## Start RAW DATA
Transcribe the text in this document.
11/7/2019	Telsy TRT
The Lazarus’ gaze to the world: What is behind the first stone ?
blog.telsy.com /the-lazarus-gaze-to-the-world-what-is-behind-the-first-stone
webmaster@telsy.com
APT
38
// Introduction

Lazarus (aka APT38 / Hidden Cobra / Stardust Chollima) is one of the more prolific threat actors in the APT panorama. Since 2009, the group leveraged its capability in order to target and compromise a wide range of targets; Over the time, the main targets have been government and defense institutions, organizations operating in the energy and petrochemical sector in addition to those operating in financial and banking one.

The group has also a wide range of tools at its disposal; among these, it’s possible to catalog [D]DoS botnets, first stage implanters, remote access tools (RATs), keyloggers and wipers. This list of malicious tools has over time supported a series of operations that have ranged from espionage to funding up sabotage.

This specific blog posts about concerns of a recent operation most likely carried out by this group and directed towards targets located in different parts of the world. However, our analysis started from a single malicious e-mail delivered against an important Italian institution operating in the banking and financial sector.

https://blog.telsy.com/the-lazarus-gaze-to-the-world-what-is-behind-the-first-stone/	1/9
## End RAW DATA
> [YOUR GOAL]:
Say how many lines of the listing above contain "stone", with no other words.

> [PROBLEM SOLUTION]:
3